Text extract:
-- START --
The numbers don’t lie—see how much interest you’re earning (or missing out on) with our savings calculator

Photo illustration of a blue calculator in the center of the image, with blue jars full of money on either side creating a diagonal. (Credit: Photo illustration by Fortune; Original photos by Getty Images (2))

Putting your money in a high-yield savings account is a great way to maximize your earnings and grow your money over time. But just how much can you earn based on today’s interest rates?

Our savings calculator makes it easy to find out. Using the three sliders at the bottom of the calculator, select your initial deposit, how much you plan to contribute each month going forward, and the number of years you plan to save at this pace.

As you make your selections, the calculator will automatically update to display your total estimated interest earnings based on a rate of 4.50% annual percentage yield (APY) compared to what you would earn if you stuck with the national average savings account rate (just 0.46%).
-- END --
Records shown:
-- START --
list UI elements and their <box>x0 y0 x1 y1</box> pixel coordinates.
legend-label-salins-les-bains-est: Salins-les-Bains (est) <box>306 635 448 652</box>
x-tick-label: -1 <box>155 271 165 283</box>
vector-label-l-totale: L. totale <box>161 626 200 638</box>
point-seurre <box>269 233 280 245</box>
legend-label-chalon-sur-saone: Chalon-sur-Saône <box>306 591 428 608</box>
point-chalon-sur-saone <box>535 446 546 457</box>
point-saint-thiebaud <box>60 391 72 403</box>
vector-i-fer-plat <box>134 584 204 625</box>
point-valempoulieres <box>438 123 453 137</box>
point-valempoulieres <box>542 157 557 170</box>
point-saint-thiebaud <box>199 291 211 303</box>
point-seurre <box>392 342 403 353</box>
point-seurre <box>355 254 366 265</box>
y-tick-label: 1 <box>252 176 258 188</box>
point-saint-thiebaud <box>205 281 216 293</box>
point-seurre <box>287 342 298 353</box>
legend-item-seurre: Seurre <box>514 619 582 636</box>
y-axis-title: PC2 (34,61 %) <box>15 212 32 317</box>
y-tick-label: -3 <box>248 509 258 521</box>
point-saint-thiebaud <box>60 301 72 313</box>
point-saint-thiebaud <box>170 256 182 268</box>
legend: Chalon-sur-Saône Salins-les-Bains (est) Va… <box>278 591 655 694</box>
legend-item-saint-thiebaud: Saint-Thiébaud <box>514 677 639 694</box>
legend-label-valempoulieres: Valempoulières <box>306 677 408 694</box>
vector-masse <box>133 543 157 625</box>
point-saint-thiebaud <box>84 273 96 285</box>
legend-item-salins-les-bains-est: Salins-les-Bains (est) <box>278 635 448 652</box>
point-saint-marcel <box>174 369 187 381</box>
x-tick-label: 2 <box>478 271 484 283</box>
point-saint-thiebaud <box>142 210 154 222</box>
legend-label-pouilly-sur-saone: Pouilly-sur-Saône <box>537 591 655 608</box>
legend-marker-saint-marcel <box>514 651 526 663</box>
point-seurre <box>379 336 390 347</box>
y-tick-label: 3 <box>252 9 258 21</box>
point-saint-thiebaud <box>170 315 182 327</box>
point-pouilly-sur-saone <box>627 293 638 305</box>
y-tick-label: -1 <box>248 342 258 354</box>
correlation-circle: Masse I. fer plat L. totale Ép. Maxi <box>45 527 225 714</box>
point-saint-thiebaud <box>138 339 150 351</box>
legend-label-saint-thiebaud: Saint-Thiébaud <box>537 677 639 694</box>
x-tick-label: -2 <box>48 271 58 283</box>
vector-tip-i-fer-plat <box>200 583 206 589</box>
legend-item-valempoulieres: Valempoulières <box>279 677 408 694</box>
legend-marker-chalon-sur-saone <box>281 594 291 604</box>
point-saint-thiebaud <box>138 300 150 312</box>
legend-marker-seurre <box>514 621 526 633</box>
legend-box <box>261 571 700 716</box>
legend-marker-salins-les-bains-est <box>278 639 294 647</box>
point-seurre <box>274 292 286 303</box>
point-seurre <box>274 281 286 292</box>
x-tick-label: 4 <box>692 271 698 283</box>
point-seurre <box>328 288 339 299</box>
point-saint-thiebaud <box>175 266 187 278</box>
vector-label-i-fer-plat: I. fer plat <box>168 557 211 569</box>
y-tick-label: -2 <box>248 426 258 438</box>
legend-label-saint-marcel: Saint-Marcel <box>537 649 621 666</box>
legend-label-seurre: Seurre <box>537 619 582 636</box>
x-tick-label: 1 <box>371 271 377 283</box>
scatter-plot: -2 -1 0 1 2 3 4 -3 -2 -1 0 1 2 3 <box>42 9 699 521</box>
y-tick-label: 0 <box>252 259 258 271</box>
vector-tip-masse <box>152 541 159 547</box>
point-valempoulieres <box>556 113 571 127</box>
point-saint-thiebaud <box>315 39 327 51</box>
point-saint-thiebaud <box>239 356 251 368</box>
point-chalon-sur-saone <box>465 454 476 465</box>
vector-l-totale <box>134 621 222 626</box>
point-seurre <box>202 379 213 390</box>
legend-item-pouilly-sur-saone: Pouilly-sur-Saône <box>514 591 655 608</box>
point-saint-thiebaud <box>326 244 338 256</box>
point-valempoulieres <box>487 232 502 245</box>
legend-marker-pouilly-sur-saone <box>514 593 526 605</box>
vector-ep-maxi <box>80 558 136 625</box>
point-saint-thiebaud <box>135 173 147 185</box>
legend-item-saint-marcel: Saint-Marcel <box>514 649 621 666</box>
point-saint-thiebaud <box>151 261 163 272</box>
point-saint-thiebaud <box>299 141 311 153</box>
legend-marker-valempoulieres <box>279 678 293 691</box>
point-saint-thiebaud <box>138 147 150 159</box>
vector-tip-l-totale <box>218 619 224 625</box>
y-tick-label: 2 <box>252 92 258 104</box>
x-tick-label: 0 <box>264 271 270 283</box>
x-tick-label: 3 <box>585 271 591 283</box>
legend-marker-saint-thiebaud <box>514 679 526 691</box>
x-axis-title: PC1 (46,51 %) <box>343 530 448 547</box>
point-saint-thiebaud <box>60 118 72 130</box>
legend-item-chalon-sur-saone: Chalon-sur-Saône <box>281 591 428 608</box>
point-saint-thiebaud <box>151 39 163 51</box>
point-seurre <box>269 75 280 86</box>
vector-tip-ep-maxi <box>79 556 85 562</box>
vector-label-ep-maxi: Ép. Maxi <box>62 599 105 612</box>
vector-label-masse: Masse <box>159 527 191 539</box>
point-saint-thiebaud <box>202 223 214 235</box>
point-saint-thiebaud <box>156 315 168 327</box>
-- END --
-- START --
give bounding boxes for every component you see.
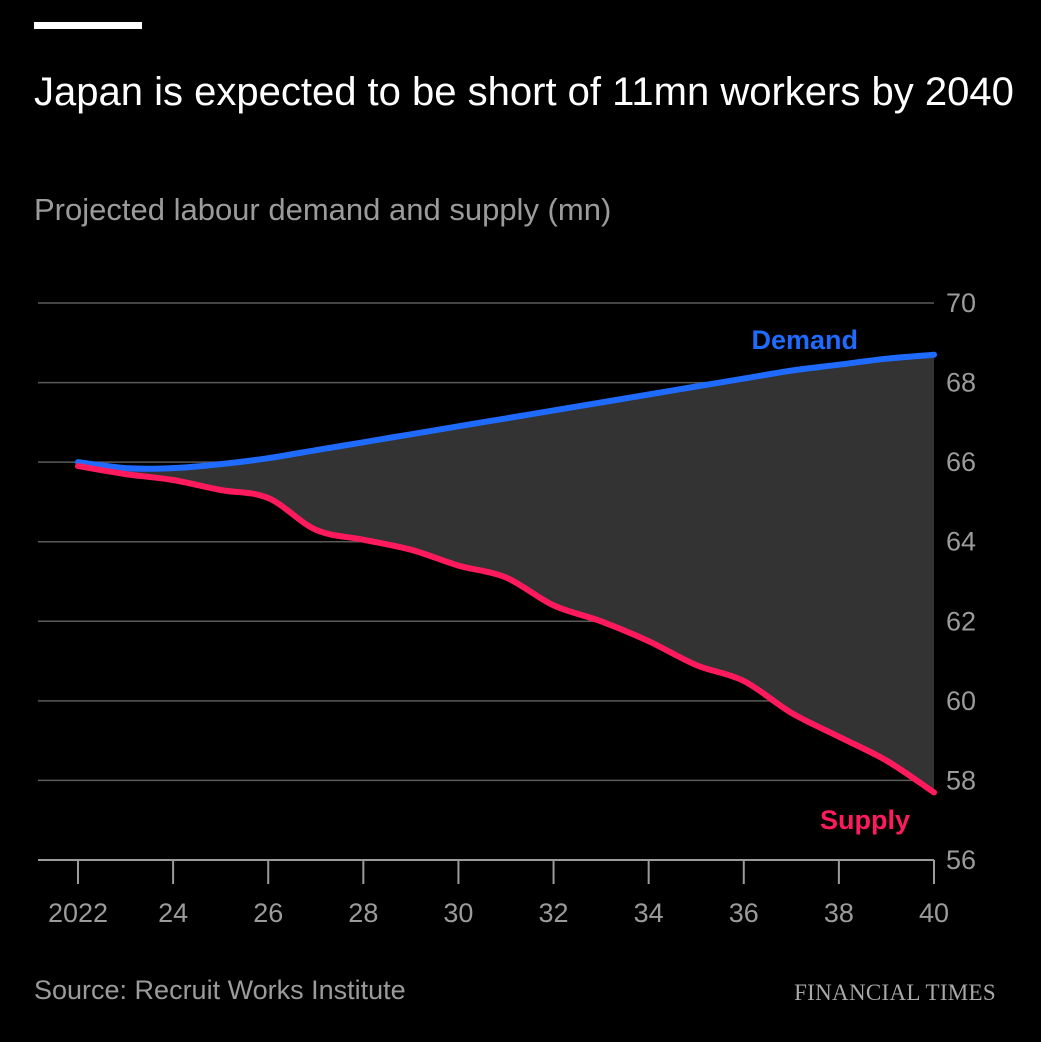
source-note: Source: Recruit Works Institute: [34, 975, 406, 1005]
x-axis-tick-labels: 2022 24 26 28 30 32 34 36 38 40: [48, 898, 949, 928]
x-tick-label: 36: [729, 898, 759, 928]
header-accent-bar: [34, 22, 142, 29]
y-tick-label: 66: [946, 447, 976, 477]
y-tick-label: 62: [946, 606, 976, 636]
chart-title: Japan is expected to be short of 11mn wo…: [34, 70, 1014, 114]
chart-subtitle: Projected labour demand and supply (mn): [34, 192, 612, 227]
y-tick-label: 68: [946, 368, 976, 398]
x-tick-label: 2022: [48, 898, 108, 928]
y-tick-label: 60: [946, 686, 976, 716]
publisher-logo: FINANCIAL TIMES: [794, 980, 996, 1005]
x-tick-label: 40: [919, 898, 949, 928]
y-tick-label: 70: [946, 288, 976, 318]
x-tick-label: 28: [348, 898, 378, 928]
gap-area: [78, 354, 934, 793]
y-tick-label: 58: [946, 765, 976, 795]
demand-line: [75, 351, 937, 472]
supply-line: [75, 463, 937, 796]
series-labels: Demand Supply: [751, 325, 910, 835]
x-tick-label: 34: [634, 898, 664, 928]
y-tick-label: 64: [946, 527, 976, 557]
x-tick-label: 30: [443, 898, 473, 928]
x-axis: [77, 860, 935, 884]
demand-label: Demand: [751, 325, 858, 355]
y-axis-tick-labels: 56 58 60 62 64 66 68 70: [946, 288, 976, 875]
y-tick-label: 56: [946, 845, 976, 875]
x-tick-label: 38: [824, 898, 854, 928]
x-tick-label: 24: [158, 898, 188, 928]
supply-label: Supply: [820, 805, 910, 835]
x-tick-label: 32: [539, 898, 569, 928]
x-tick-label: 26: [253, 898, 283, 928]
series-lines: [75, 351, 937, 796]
-- END --
-- START --
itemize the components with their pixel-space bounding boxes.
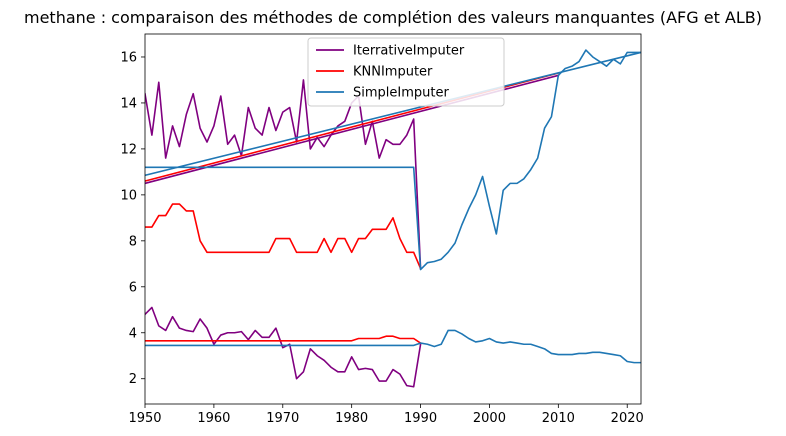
-- END --
Problems to solve:
**a)** From the savings calculator article, list each selection that its sliders let a user make.
**b)** Continue the savings calculator article from the point where it stops.

Task-by-task results:
**a)**
- Initial deposit
- Monthly contribution going forward
- Number of years to save at this pace

**b)**
Compare savings account rates

A rate of 5% APY might seem high—and it is when compared to the typical savings account rate. The good news is that many banks offer competitive savings account rates in this range—you just need to know where to find them. Here are a few banks that regularly offer rates above 4.50% APY:

Account type APY Minimum opening deposit Welcome bonus Learn more
UFB Direct Secure Savings 5.15% $0 None View offer
Credit Karma Money Save 5.10% $0 None View offer
Varo High-Yield Savings 5.00% $0 None View offer
TAB Bank High-Yield Savings 5.02% $0 None View offer
Newtek Bank Personal High-Yield Savings 5.25% $0 None View offer

Definitions

  • Initial deposit amount: The amount of money you first deposit into your savings account. This amount, and all subsequent deposits, will earn interest over time and help grow your savings.
  • Additional contributions: Any extra amount you deposit into your savings account beyond the initial deposit amount. These contributions can be regular, such as monthly or quarterly, or they can be irregular, one-time deposits.
  • Years to save: The number of years you plan to keep your money in your savings account. The more time you have, the more your interest will compound and increase your total earnings over time.
  • Interest rate: The percentage at which your money grows annually in your savings account. The higher this rate, the more money will accumulate.
  • APY: The APY is the total interest you earn on your savings in a year and takes compounded interest into account. It's a more accurate representation of what you earn than a simple interest rate.
  • Interest compounding: How often the interest you earn is added back to your savings account. The frequency of your compounding—daily and monthly—impacts how quickly your savings grows.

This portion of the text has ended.